Records from a collection of figures:
-- Begin --
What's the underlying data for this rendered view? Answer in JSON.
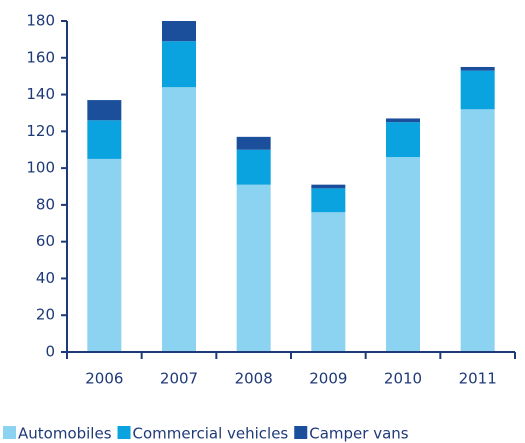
{
  "chart_data": {
    "type": "stacked_bar",
    "categories": [
      "2006",
      "2007",
      "2008",
      "2009",
      "2010",
      "2011"
    ],
    "series": [
      {
        "name": "Automobiles",
        "color": "#8cd2f1",
        "values": [
          105,
          144,
          91,
          76,
          106,
          132
        ]
      },
      {
        "name": "Commercial vehicles",
        "color": "#0aa2df",
        "values": [
          21,
          25,
          19,
          13,
          19,
          21
        ]
      },
      {
        "name": "Camper vans",
        "color": "#1b4f9c",
        "values": [
          11,
          11,
          7,
          2,
          2,
          2
        ]
      }
    ],
    "ylim": [
      0,
      180
    ],
    "yticks": [
      0,
      20,
      40,
      60,
      80,
      100,
      120,
      140,
      160,
      180
    ],
    "grid": false,
    "legend": "bottom"
  }
}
-- End --
▸ **Work to complete**
Reproduce every entry word for word, but skip any pictures.

▸ **Complete answer**
What's the underlying data for this rendered view? Answer in JSON.
{
  "chart_data": {
    "type": "stacked_bar",
    "categories": [
      "2006",
      "2007",
      "2008",
      "2009",
      "2010",
      "2011"
    ],
    "series": [
      {
        "name": "Automobiles",
        "color": "#8cd2f1",
        "values": [
          105,
          144,
          91,
          76,
          106,
          132
        ]
      },
      {
        "name": "Commercial vehicles",
        "color": "#0aa2df",
        "values": [
          21,
          25,
          19,
          13,
          19,
          21
        ]
      },
      {
        "name": "Camper vans",
        "color": "#1b4f9c",
        "values": [
          11,
          11,
          7,
          2,
          2,
          2
        ]
      }
    ],
    "ylim": [
      0,
      180
    ],
    "yticks": [
      0,
      20,
      40,
      60,
      80,
      100,
      120,
      140,
      160,
      180
    ],
    "grid": false,
    "legend": "bottom"
  }
}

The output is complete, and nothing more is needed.